SHORT EXERCISE: Repeat the data verbatim.

======== DATA

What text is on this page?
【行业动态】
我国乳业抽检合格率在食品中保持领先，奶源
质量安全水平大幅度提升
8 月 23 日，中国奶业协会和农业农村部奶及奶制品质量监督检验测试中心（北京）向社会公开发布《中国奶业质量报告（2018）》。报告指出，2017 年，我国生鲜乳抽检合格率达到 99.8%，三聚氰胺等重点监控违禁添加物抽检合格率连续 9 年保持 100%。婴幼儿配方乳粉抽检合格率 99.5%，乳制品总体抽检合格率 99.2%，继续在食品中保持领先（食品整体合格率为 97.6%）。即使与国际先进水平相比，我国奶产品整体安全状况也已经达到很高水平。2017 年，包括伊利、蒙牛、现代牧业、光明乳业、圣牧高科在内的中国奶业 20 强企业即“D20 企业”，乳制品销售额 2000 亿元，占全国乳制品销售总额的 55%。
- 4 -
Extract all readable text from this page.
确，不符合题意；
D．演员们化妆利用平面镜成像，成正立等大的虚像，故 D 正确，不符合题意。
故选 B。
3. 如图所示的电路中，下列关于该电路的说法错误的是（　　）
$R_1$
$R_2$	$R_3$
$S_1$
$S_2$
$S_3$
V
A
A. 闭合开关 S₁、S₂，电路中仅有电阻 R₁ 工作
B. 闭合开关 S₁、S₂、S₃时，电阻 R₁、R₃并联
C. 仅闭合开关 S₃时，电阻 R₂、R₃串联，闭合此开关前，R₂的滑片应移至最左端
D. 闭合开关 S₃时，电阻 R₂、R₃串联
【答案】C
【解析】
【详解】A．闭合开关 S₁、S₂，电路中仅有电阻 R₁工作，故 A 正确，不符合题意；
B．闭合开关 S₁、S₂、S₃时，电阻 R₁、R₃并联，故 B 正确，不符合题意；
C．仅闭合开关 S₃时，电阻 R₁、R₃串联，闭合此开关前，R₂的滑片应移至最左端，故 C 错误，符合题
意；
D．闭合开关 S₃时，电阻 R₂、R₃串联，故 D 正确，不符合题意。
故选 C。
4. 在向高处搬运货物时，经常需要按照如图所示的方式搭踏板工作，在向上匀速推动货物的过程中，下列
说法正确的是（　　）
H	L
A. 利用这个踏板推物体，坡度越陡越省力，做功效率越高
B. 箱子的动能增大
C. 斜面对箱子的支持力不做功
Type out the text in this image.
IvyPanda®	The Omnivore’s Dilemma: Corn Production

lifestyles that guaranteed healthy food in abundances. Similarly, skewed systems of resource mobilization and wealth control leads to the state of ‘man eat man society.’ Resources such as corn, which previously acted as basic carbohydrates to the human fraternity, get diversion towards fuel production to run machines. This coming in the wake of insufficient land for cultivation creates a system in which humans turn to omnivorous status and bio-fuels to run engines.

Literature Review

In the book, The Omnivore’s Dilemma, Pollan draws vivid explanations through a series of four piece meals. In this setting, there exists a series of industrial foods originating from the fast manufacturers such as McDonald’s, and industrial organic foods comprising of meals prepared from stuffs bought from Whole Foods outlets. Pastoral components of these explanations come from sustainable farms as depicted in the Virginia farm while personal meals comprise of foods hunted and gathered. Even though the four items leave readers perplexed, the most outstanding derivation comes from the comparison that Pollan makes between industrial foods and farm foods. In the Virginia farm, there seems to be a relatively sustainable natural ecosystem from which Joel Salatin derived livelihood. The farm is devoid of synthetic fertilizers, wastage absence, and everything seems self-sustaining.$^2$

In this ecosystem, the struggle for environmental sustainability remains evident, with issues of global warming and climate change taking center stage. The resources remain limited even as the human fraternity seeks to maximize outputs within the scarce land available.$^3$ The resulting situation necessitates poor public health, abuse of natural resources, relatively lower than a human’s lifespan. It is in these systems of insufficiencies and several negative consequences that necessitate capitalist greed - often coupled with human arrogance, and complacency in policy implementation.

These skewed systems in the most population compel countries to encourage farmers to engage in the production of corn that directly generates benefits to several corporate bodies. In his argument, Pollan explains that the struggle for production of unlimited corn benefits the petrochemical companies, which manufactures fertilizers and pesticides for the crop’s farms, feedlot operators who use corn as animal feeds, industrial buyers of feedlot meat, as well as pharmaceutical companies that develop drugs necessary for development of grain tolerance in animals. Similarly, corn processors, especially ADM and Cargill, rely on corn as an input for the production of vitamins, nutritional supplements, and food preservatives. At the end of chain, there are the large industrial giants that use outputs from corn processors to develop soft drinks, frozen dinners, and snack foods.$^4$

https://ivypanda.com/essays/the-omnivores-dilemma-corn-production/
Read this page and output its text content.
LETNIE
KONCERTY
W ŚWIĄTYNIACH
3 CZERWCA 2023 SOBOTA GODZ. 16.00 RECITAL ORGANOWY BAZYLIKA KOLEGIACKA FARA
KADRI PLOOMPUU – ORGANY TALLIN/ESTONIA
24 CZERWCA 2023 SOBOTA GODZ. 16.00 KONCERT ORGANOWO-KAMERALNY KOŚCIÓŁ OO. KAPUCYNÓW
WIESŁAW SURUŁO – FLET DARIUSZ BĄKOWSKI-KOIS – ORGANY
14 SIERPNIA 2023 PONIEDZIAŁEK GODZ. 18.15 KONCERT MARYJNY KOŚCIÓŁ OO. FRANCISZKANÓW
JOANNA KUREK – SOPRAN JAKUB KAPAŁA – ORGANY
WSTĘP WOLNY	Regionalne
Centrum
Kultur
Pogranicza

================

WORKED SOLUTION:
What text is on this page?
【行业动态】
我国乳业抽检合格率在食品中保持领先，奶源
质量安全水平大幅度提升
8 月 23 日，中国奶业协会和农业农村部奶及奶制品质量监督检验测试中心（北京）向社会公开发布《中国奶业质量报告（2018）》。报告指出，2017 年，我国生鲜乳抽检合格率达到 99.8%，三聚氰胺等重点监控违禁添加物抽检合格率连续 9 年保持 100%。婴幼儿配方乳粉抽检合格率 99.5%，乳制品总体抽检合格率 99.2%，继续在食品中保持领先（食品整体合格率为 97.6%）。即使与国际先进水平相比，我国奶产品整体安全状况也已经达到很高水平。2017 年，包括伊利、蒙牛、现代牧业、光明乳业、圣牧高科在内的中国奶业 20 强企业即“D20 企业”，乳制品销售额 2000 亿元，占全国乳制品销售总额的 55%。
- 4 -
Extract all readable text from this page.
确，不符合题意；
D．演员们化妆利用平面镜成像，成正立等大的虚像，故 D 正确，不符合题意。
故选 B。
3. 如图所示的电路中，下列关于该电路的说法错误的是（　　）
$R_1$
$R_2$	$R_3$
$S_1$
$S_2$
$S_3$
V
A
A. 闭合开关 S₁、S₂，电路中仅有电阻 R₁ 工作
B. 闭合开关 S₁、S₂、S₃时，电阻 R₁、R₃并联
C. 仅闭合开关 S₃时，电阻 R₂、R₃串联，闭合此开关前，R₂的滑片应移至最左端
D. 闭合开关 S₃时，电阻 R₂、R₃串联
【答案】C
【解析】
【详解】A．闭合开关 S₁、S₂，电路中仅有电阻 R₁工作，故 A 正确，不符合题意；
B．闭合开关 S₁、S₂、S₃时，电阻 R₁、R₃并联，故 B 正确，不符合题意；
C．仅闭合开关 S₃时，电阻 R₁、R₃串联，闭合此开关前，R₂的滑片应移至最左端，故 C 错误，符合题
意；
D．闭合开关 S₃时，电阻 R₂、R₃串联，故 D 正确，不符合题意。
故选 C。
4. 在向高处搬运货物时，经常需要按照如图所示的方式搭踏板工作，在向上匀速推动货物的过程中，下列
说法正确的是（　　）
H	L
A. 利用这个踏板推物体，坡度越陡越省力，做功效率越高
B. 箱子的动能增大
C. 斜面对箱子的支持力不做功
Type out the text in this image.
IvyPanda®	The Omnivore’s Dilemma: Corn Production

lifestyles that guaranteed healthy food in abundances. Similarly, skewed systems of resource mobilization and wealth control leads to the state of ‘man eat man society.’ Resources such as corn, which previously acted as basic carbohydrates to the human fraternity, get diversion towards fuel production to run machines. This coming in the wake of insufficient land for cultivation creates a system in which humans turn to omnivorous status and bio-fuels to run engines.

Literature Review

In the book, The Omnivore’s Dilemma, Pollan draws vivid explanations through a series of four piece meals. In this setting, there exists a series of industrial foods originating from the fast manufacturers such as McDonald’s, and industrial organic foods comprising of meals prepared from stuffs bought from Whole Foods outlets. Pastoral components of these explanations come from sustainable farms as depicted in the Virginia farm while personal meals comprise of foods hunted and gathered. Even though the four items leave readers perplexed, the most outstanding derivation comes from the comparison that Pollan makes between industrial foods and farm foods. In the Virginia farm, there seems to be a relatively sustainable natural ecosystem from which Joel Salatin derived livelihood. The farm is devoid of synthetic fertilizers, wastage absence, and everything seems self-sustaining.$^2$

In this ecosystem, the struggle for environmental sustainability remains evident, with issues of global warming and climate change taking center stage. The resources remain limited even as the human fraternity seeks to maximize outputs within the scarce land available.$^3$ The resulting situation necessitates poor public health, abuse of natural resources, relatively lower than a human’s lifespan. It is in these systems of insufficiencies and several negative consequences that necessitate capitalist greed - often coupled with human arrogance, and complacency in policy implementation.

These skewed systems in the most population compel countries to encourage farmers to engage in the production of corn that directly generates benefits to several corporate bodies. In his argument, Pollan explains that the struggle for production of unlimited corn benefits the petrochemical companies, which manufactures fertilizers and pesticides for the crop’s farms, feedlot operators who use corn as animal feeds, industrial buyers of feedlot meat, as well as pharmaceutical companies that develop drugs necessary for development of grain tolerance in animals. Similarly, corn processors, especially ADM and Cargill, rely on corn as an input for the production of vitamins, nutritional supplements, and food preservatives. At the end of chain, there are the large industrial giants that use outputs from corn processors to develop soft drinks, frozen dinners, and snack foods.$^4$

https://ivypanda.com/essays/the-omnivores-dilemma-corn-production/
Read this page and output its text content.
LETNIE
KONCERTY
W ŚWIĄTYNIACH
3 CZERWCA 2023 SOBOTA GODZ. 16.00 RECITAL ORGANOWY BAZYLIKA KOLEGIACKA FARA
KADRI PLOOMPUU – ORGANY TALLIN/ESTONIA
24 CZERWCA 2023 SOBOTA GODZ. 16.00 KONCERT ORGANOWO-KAMERALNY KOŚCIÓŁ OO. KAPUCYNÓW
WIESŁAW SURUŁO – FLET DARIUSZ BĄKOWSKI-KOIS – ORGANY
14 SIERPNIA 2023 PONIEDZIAŁEK GODZ. 18.15 KONCERT MARYJNY KOŚCIÓŁ OO. FRANCISZKANÓW
JOANNA KUREK – SOPRAN JAKUB KAPAŁA – ORGANY
WSTĘP WOLNY	Regionalne
Centrum
Kultur
Pogranicza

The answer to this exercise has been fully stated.